● Material supplied

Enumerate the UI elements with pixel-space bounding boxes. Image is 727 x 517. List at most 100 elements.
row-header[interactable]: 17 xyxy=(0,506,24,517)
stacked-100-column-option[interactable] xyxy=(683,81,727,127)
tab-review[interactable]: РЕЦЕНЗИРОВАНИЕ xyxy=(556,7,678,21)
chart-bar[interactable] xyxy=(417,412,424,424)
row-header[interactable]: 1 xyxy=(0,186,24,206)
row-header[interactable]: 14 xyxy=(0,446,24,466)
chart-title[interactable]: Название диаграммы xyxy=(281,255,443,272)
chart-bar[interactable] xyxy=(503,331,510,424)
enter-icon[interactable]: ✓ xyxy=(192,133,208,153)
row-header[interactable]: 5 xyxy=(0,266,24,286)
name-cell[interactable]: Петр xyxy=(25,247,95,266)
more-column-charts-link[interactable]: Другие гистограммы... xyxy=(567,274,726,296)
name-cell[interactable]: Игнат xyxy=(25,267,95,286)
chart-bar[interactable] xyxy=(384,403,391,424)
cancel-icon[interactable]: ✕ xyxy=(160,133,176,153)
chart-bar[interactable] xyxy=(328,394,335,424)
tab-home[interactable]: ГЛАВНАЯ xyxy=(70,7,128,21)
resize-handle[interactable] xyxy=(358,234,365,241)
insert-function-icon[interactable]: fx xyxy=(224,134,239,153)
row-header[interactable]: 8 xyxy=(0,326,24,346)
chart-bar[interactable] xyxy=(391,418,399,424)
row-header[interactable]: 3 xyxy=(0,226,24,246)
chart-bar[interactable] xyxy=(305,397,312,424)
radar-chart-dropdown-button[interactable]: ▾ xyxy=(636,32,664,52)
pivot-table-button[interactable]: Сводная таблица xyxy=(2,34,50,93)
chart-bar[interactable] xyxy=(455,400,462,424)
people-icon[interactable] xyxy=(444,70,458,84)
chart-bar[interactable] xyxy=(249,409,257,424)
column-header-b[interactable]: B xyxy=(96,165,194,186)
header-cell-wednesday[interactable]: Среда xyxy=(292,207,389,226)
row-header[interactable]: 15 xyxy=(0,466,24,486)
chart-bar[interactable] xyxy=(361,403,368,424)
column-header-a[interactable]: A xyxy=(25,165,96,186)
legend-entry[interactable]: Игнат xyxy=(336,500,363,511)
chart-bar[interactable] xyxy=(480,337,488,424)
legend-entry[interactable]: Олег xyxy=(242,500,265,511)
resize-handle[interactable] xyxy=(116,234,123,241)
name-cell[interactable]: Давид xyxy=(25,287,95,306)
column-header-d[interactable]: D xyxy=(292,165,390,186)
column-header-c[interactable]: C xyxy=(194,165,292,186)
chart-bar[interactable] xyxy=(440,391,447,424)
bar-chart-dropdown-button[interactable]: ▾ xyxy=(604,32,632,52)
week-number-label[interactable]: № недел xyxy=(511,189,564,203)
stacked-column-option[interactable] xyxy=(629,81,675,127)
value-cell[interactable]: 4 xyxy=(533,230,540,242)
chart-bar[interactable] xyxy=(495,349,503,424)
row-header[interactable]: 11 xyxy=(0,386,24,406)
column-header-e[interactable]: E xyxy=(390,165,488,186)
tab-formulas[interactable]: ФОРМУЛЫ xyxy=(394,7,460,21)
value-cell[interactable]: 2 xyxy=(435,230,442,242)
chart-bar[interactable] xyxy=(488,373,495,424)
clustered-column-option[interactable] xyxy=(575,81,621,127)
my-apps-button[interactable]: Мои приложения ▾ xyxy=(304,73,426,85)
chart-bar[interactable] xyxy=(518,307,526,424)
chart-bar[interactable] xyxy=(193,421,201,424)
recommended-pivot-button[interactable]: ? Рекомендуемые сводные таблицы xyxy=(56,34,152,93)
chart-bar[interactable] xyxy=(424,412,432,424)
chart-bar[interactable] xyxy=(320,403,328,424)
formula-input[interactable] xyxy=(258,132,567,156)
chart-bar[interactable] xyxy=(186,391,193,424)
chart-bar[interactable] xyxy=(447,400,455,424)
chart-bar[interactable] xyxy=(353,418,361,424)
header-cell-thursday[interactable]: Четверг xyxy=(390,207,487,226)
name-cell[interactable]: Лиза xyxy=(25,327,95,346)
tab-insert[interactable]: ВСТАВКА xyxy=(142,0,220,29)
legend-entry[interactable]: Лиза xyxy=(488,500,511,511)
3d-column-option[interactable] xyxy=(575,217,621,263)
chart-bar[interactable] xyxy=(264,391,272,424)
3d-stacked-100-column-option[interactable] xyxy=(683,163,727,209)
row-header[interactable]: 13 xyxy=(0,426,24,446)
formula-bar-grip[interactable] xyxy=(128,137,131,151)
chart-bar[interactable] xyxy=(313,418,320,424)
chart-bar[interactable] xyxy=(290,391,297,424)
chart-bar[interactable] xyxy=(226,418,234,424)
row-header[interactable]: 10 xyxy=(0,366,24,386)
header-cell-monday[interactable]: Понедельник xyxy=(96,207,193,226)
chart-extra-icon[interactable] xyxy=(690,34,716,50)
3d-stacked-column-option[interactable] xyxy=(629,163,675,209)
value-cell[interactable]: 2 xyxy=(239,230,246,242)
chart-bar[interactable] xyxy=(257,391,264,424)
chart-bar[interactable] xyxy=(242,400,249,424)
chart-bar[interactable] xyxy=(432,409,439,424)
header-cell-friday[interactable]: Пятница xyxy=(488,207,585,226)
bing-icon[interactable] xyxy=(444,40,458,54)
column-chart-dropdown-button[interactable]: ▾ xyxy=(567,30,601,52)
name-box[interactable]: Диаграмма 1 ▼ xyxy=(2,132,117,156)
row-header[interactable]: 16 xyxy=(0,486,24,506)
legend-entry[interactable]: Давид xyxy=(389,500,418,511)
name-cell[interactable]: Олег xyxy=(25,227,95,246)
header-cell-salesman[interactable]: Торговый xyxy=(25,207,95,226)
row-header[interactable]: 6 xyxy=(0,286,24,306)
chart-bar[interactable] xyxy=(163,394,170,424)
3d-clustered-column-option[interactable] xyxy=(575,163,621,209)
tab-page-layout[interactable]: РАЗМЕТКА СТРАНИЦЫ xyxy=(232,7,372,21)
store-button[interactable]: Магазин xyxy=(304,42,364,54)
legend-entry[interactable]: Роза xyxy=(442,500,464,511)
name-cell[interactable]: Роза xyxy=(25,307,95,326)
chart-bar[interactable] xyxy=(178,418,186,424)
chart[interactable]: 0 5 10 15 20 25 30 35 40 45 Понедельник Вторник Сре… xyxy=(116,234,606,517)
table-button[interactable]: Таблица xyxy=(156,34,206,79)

● What you need to do
Reproduce every line of all the items above verbatim, character for character.

● Answer to this exercise
Enumerate the UI elements with pixel-space bounding boxes. Image is 727 x 517. List at most 100 elements.
row-header[interactable]: 17 xyxy=(0,506,24,517)
stacked-100-column-option[interactable] xyxy=(683,81,727,127)
tab-review[interactable]: РЕЦЕНЗИРОВАНИЕ xyxy=(556,7,678,21)
chart-bar[interactable] xyxy=(417,412,424,424)
row-header[interactable]: 1 xyxy=(0,186,24,206)
row-header[interactable]: 14 xyxy=(0,446,24,466)
chart-title[interactable]: Название диаграммы xyxy=(281,255,443,272)
chart-bar[interactable] xyxy=(503,331,510,424)
enter-icon[interactable]: ✓ xyxy=(192,133,208,153)
row-header[interactable]: 5 xyxy=(0,266,24,286)
name-cell[interactable]: Петр xyxy=(25,247,95,266)
more-column-charts-link[interactable]: Другие гистограммы... xyxy=(567,274,726,296)
name-cell[interactable]: Игнат xyxy=(25,267,95,286)
chart-bar[interactable] xyxy=(384,403,391,424)
cancel-icon[interactable]: ✕ xyxy=(160,133,176,153)
chart-bar[interactable] xyxy=(328,394,335,424)
tab-home[interactable]: ГЛАВНАЯ xyxy=(70,7,128,21)
resize-handle[interactable] xyxy=(358,234,365,241)
insert-function-icon[interactable]: fx xyxy=(224,134,239,153)
row-header[interactable]: 8 xyxy=(0,326,24,346)
chart-bar[interactable] xyxy=(391,418,399,424)
row-header[interactable]: 3 xyxy=(0,226,24,246)
chart-bar[interactable] xyxy=(305,397,312,424)
radar-chart-dropdown-button[interactable]: ▾ xyxy=(636,32,664,52)
pivot-table-button[interactable]: Сводная таблица xyxy=(2,34,50,93)
chart-bar[interactable] xyxy=(455,400,462,424)
people-icon[interactable] xyxy=(444,70,458,84)
chart-bar[interactable] xyxy=(249,409,257,424)
column-header-b[interactable]: B xyxy=(96,165,194,186)
header-cell-wednesday[interactable]: Среда xyxy=(292,207,389,226)
row-header[interactable]: 15 xyxy=(0,466,24,486)
chart-bar[interactable] xyxy=(361,403,368,424)
column-header-a[interactable]: A xyxy=(25,165,96,186)
legend-entry[interactable]: Игнат xyxy=(336,500,363,511)
chart-bar[interactable] xyxy=(480,337,488,424)
legend-entry[interactable]: Олег xyxy=(242,500,265,511)
resize-handle[interactable] xyxy=(116,234,123,241)
name-cell[interactable]: Давид xyxy=(25,287,95,306)
column-header-d[interactable]: D xyxy=(292,165,390,186)
column-header-c[interactable]: C xyxy=(194,165,292,186)
chart-bar[interactable] xyxy=(440,391,447,424)
bar-chart-dropdown-button[interactable]: ▾ xyxy=(604,32,632,52)
week-number-label[interactable]: № недел xyxy=(511,189,564,203)
stacked-column-option[interactable] xyxy=(629,81,675,127)
value-cell[interactable]: 4 xyxy=(533,230,540,242)
chart-bar[interactable] xyxy=(495,349,503,424)
row-header[interactable]: 11 xyxy=(0,386,24,406)
column-header-e[interactable]: E xyxy=(390,165,488,186)
tab-formulas[interactable]: ФОРМУЛЫ xyxy=(394,7,460,21)
value-cell[interactable]: 2 xyxy=(435,230,442,242)
chart-bar[interactable] xyxy=(488,373,495,424)
clustered-column-option[interactable] xyxy=(575,81,621,127)
my-apps-button[interactable]: Мои приложения ▾ xyxy=(304,73,426,85)
chart-bar[interactable] xyxy=(518,307,526,424)
chart-bar[interactable] xyxy=(193,421,201,424)
recommended-pivot-button[interactable]: ? Рекомендуемые сводные таблицы xyxy=(56,34,152,93)
chart-bar[interactable] xyxy=(424,412,432,424)
chart-bar[interactable] xyxy=(320,403,328,424)
formula-input[interactable] xyxy=(258,132,567,156)
chart-bar[interactable] xyxy=(186,391,193,424)
chart-bar[interactable] xyxy=(447,400,455,424)
chart-bar[interactable] xyxy=(353,418,361,424)
header-cell-thursday[interactable]: Четверг xyxy=(390,207,487,226)
name-cell[interactable]: Лиза xyxy=(25,327,95,346)
tab-insert[interactable]: ВСТАВКА xyxy=(142,0,220,29)
legend-entry[interactable]: Лиза xyxy=(488,500,511,511)
3d-column-option[interactable] xyxy=(575,217,621,263)
chart-bar[interactable] xyxy=(264,391,272,424)
3d-stacked-100-column-option[interactable] xyxy=(683,163,727,209)
row-header[interactable]: 13 xyxy=(0,426,24,446)
formula-bar-grip[interactable] xyxy=(128,137,131,151)
chart-bar[interactable] xyxy=(313,418,320,424)
chart-bar[interactable] xyxy=(290,391,297,424)
chart-bar[interactable] xyxy=(226,418,234,424)
row-header[interactable]: 10 xyxy=(0,366,24,386)
header-cell-monday[interactable]: Понедельник xyxy=(96,207,193,226)
chart-extra-icon[interactable] xyxy=(690,34,716,50)
3d-stacked-column-option[interactable] xyxy=(629,163,675,209)
value-cell[interactable]: 2 xyxy=(239,230,246,242)
chart-bar[interactable] xyxy=(257,391,264,424)
chart-bar[interactable] xyxy=(242,400,249,424)
chart-bar[interactable] xyxy=(432,409,439,424)
header-cell-friday[interactable]: Пятница xyxy=(488,207,585,226)
bing-icon[interactable] xyxy=(444,40,458,54)
column-chart-dropdown-button[interactable]: ▾ xyxy=(567,30,601,52)
name-box[interactable]: Диаграмма 1 ▼ xyxy=(2,132,117,156)
row-header[interactable]: 16 xyxy=(0,486,24,506)
legend-entry[interactable]: Давид xyxy=(389,500,418,511)
name-cell[interactable]: Олег xyxy=(25,227,95,246)
header-cell-salesman[interactable]: Торговый xyxy=(25,207,95,226)
row-header[interactable]: 6 xyxy=(0,286,24,306)
chart-bar[interactable] xyxy=(163,394,170,424)
3d-clustered-column-option[interactable] xyxy=(575,163,621,209)
tab-page-layout[interactable]: РАЗМЕТКА СТРАНИЦЫ xyxy=(232,7,372,21)
store-button[interactable]: Магазин xyxy=(304,42,364,54)
legend-entry[interactable]: Роза xyxy=(442,500,464,511)
name-cell[interactable]: Роза xyxy=(25,307,95,326)
chart-bar[interactable] xyxy=(178,418,186,424)
chart[interactable]: 0 5 10 15 20 25 30 35 40 45 Понедельник Вторник Сре… xyxy=(116,234,606,517)
table-button[interactable]: Таблица xyxy=(156,34,206,79)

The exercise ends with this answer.